> TO BE DONE
Show every line of the records below that contains the word "Level".

(Records about charts and figures)
* * * * * * *

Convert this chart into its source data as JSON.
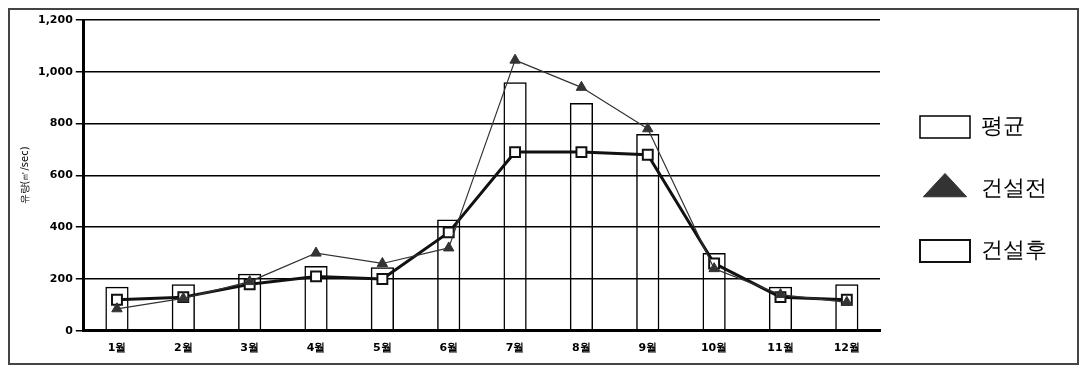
{
  "chart_data": {
    "type": "bar",
    "ylabel": "유량(㎥/sec)",
    "categories": [
      "1월",
      "2월",
      "3월",
      "4월",
      "5월",
      "6월",
      "7월",
      "8월",
      "9월",
      "10월",
      "11월",
      "12월"
    ],
    "series": [
      {
        "name": "평균",
        "color": "#000000",
        "values": [
          170,
          180,
          220,
          250,
          245,
          430,
          960,
          880,
          760,
          300,
          170,
          180
        ]
      },
      {
        "name": "건설전",
        "type": "line",
        "color": "#333333",
        "marker": "triangle",
        "values": [
          85,
          125,
          190,
          300,
          260,
          320,
          1045,
          940,
          780,
          240,
          140,
          110
        ]
      },
      {
        "name": "건설후",
        "type": "line",
        "color": "#111111",
        "marker": "square",
        "values": [
          120,
          130,
          180,
          210,
          200,
          380,
          690,
          690,
          680,
          260,
          130,
          120
        ]
      }
    ],
    "ylim": [
      0,
      1200
    ],
    "yticks": [
      {
        "value": 0,
        "label": "0"
      },
      {
        "value": 200,
        "label": "200"
      },
      {
        "value": 400,
        "label": "400"
      },
      {
        "value": 600,
        "label": "600"
      },
      {
        "value": 800,
        "label": "800"
      },
      {
        "value": 1000,
        "label": "1,000"
      },
      {
        "value": 1200,
        "label": "1,200"
      }
    ],
    "grid": "y",
    "legend": "right"
  }
}
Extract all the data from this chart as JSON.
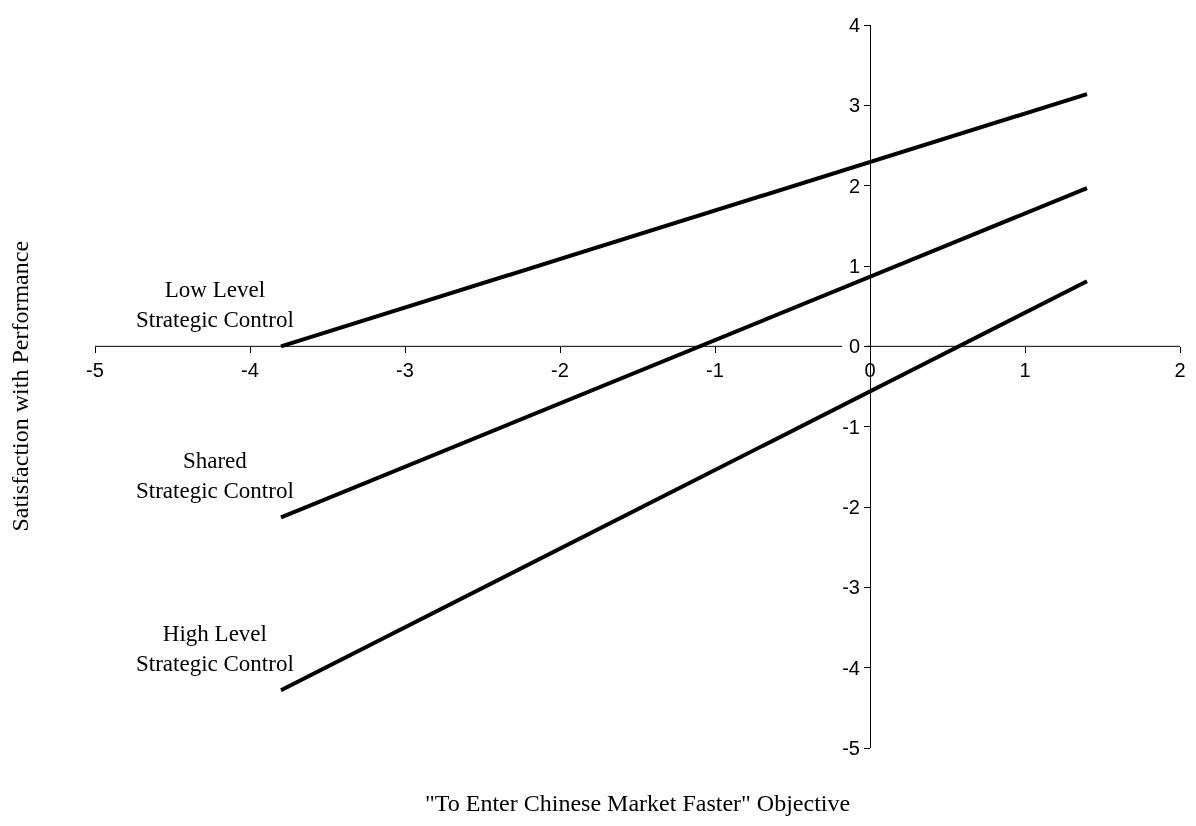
{
  "chart_data": {
    "type": "line",
    "xlabel": "\"To Enter Chinese Market Faster\" Objective",
    "ylabel": "Satisfaction with Performance",
    "x": [
      -3.8,
      1.4
    ],
    "series": [
      {
        "name": "Low Level\nStrategic Control",
        "color": "#000000",
        "values": [
          0.0,
          3.14
        ]
      },
      {
        "name": "Shared\nStrategic Control",
        "color": "#000000",
        "values": [
          -2.13,
          1.97
        ]
      },
      {
        "name": "High Level\nStrategic Control",
        "color": "#000000",
        "values": [
          -4.28,
          0.81
        ]
      }
    ],
    "xlim": [
      -5,
      2
    ],
    "xticks": [
      -5,
      -4,
      -3,
      -2,
      -1,
      0,
      1,
      2
    ],
    "ylim": [
      -5,
      4
    ],
    "yticks": [
      -5,
      -4,
      -3,
      -2,
      -1,
      0,
      1,
      2,
      3,
      4
    ],
    "grid": false,
    "legend": false,
    "marker": "none",
    "line_style": "solid"
  }
}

* * * * * * *

> FINISHED TASK
        "name": "Low Level\nStrategic Control",
        "name": "High Level\nStrategic Control",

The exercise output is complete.